■ **Exercise instructions**: Please return every one of the rows below exactly as it appears, character for character, and leave the pictures out of your answer.

■ **Data rows**:
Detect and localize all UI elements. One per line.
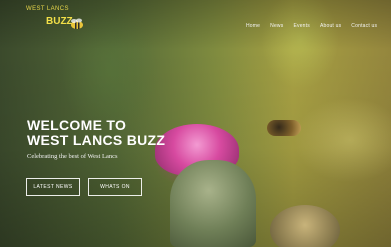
hero-subtitle: Celebrating the best of West Lancs xyxy=(27,153,118,160)
site-logo[interactable]: WEST LANCS BUZZ xyxy=(22,6,97,40)
nav-item-home[interactable]: Home xyxy=(246,23,260,33)
hero-title: WELCOME TO WEST LANCS BUZZ xyxy=(27,118,187,148)
page: WEST LANCS BUZZ Home News Events About u… xyxy=(0,0,391,247)
hero-title-line1: WELCOME TO xyxy=(27,117,127,133)
thistle-bud-image-right xyxy=(270,205,340,247)
bee-icon xyxy=(71,18,83,29)
main-nav: Home News Events About us Contact us xyxy=(246,23,377,33)
whats-on-button-label: WHATS ON xyxy=(100,184,130,190)
thistle-bud-image xyxy=(170,160,256,247)
nav-item-events[interactable]: Events xyxy=(293,23,310,33)
logo-west-lancs: WEST LANCS xyxy=(26,6,69,12)
latest-news-button[interactable]: LATEST NEWS xyxy=(26,178,80,196)
bee-image xyxy=(267,120,301,136)
nav-item-about-us[interactable]: About us xyxy=(320,23,341,33)
hero-title-line2: WEST LANCS BUZZ xyxy=(27,132,166,148)
nav-item-contact-us[interactable]: Contact us xyxy=(351,23,377,33)
latest-news-button-label: LATEST NEWS xyxy=(33,184,73,190)
whats-on-button[interactable]: WHATS ON xyxy=(88,178,142,196)
nav-item-news[interactable]: News xyxy=(270,23,283,33)
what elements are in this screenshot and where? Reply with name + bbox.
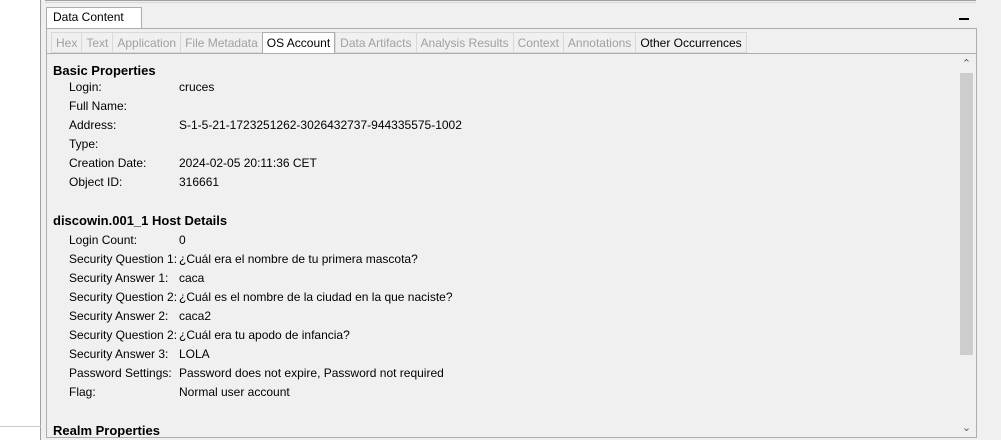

■ **Answer to the task**:
Detect and localize all UI elements. One per line.
hero-subtitle: Celebrating the best of West Lancs xyxy=(27,153,118,160)
site-logo[interactable]: WEST LANCS BUZZ xyxy=(22,6,97,40)
nav-item-home[interactable]: Home xyxy=(246,23,260,33)
hero-title: WELCOME TO WEST LANCS BUZZ xyxy=(27,118,187,148)
page: WEST LANCS BUZZ Home News Events About u… xyxy=(0,0,391,247)
hero-title-line1: WELCOME TO xyxy=(27,117,127,133)
thistle-bud-image-right xyxy=(270,205,340,247)
bee-icon xyxy=(71,18,83,29)
main-nav: Home News Events About us Contact us xyxy=(246,23,377,33)
whats-on-button-label: WHATS ON xyxy=(100,184,130,190)
thistle-bud-image xyxy=(170,160,256,247)
nav-item-events[interactable]: Events xyxy=(293,23,310,33)
logo-west-lancs: WEST LANCS xyxy=(26,6,69,12)
latest-news-button[interactable]: LATEST NEWS xyxy=(26,178,80,196)
bee-image xyxy=(267,120,301,136)
nav-item-about-us[interactable]: About us xyxy=(320,23,341,33)
hero-title-line2: WEST LANCS BUZZ xyxy=(27,132,166,148)
nav-item-contact-us[interactable]: Contact us xyxy=(351,23,377,33)
latest-news-button-label: LATEST NEWS xyxy=(33,184,73,190)
whats-on-button[interactable]: WHATS ON xyxy=(88,178,142,196)
nav-item-news[interactable]: News xyxy=(270,23,283,33)
what elements are in this screenshot and where? Reply with name + bbox.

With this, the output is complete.